_Task objective_:
Reproduce all entries verbatim, with nothing added or dropped.

_Given records_:

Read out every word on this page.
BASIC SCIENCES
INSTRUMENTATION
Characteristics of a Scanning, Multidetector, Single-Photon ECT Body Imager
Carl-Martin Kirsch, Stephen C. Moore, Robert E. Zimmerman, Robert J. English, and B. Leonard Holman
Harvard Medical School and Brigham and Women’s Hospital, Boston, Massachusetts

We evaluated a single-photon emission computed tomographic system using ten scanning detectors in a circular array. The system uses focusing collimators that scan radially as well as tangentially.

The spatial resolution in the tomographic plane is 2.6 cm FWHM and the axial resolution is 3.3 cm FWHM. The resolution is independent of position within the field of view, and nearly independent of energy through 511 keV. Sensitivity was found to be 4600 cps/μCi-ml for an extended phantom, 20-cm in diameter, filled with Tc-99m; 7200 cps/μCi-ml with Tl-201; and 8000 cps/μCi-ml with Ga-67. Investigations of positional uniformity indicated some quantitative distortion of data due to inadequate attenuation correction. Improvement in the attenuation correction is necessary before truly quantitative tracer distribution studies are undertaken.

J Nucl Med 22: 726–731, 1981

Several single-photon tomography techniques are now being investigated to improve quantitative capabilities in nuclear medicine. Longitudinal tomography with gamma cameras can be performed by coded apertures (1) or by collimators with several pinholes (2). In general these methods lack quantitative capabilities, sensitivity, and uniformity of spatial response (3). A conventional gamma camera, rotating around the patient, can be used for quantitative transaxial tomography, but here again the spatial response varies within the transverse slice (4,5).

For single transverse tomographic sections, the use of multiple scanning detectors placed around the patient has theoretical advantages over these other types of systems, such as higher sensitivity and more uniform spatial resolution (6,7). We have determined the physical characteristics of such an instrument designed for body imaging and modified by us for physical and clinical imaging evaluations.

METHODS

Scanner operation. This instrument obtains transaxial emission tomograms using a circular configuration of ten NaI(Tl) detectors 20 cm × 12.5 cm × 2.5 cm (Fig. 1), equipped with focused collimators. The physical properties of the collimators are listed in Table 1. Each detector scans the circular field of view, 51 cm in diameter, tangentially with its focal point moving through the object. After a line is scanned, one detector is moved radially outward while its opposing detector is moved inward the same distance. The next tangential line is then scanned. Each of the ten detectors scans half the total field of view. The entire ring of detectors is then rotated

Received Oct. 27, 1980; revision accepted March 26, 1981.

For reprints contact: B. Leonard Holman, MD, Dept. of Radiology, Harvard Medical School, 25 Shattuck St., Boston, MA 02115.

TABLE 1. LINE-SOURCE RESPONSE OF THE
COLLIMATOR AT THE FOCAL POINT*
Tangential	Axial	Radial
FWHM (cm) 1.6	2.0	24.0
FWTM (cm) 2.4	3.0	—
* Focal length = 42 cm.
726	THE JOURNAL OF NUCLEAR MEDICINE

_Correct result_:
Read out every word on this page.
BASIC SCIENCES
INSTRUMENTATION
Characteristics of a Scanning, Multidetector, Single-Photon ECT Body Imager
Carl-Martin Kirsch, Stephen C. Moore, Robert E. Zimmerman, Robert J. English, and B. Leonard Holman
Harvard Medical School and Brigham and Women’s Hospital, Boston, Massachusetts

We evaluated a single-photon emission computed tomographic system using ten scanning detectors in a circular array. The system uses focusing collimators that scan radially as well as tangentially.

The spatial resolution in the tomographic plane is 2.6 cm FWHM and the axial resolution is 3.3 cm FWHM. The resolution is independent of position within the field of view, and nearly independent of energy through 511 keV. Sensitivity was found to be 4600 cps/μCi-ml for an extended phantom, 20-cm in diameter, filled with Tc-99m; 7200 cps/μCi-ml with Tl-201; and 8000 cps/μCi-ml with Ga-67. Investigations of positional uniformity indicated some quantitative distortion of data due to inadequate attenuation correction. Improvement in the attenuation correction is necessary before truly quantitative tracer distribution studies are undertaken.

J Nucl Med 22: 726–731, 1981

Several single-photon tomography techniques are now being investigated to improve quantitative capabilities in nuclear medicine. Longitudinal tomography with gamma cameras can be performed by coded apertures (1) or by collimators with several pinholes (2). In general these methods lack quantitative capabilities, sensitivity, and uniformity of spatial response (3). A conventional gamma camera, rotating around the patient, can be used for quantitative transaxial tomography, but here again the spatial response varies within the transverse slice (4,5).

For single transverse tomographic sections, the use of multiple scanning detectors placed around the patient has theoretical advantages over these other types of systems, such as higher sensitivity and more uniform spatial resolution (6,7). We have determined the physical characteristics of such an instrument designed for body imaging and modified by us for physical and clinical imaging evaluations.

METHODS

Scanner operation. This instrument obtains transaxial emission tomograms using a circular configuration of ten NaI(Tl) detectors 20 cm × 12.5 cm × 2.5 cm (Fig. 1), equipped with focused collimators. The physical properties of the collimators are listed in Table 1. Each detector scans the circular field of view, 51 cm in diameter, tangentially with its focal point moving through the object. After a line is scanned, one detector is moved radially outward while its opposing detector is moved inward the same distance. The next tangential line is then scanned. Each of the ten detectors scans half the total field of view. The entire ring of detectors is then rotated

Received Oct. 27, 1980; revision accepted March 26, 1981.

For reprints contact: B. Leonard Holman, MD, Dept. of Radiology, Harvard Medical School, 25 Shattuck St., Boston, MA 02115.

TABLE 1. LINE-SOURCE RESPONSE OF THE
COLLIMATOR AT THE FOCAL POINT*
Tangential	Axial	Radial
FWHM (cm) 1.6	2.0	24.0
FWTM (cm) 2.4	3.0	—
* Focal length = 42 cm.
726	THE JOURNAL OF NUCLEAR MEDICINE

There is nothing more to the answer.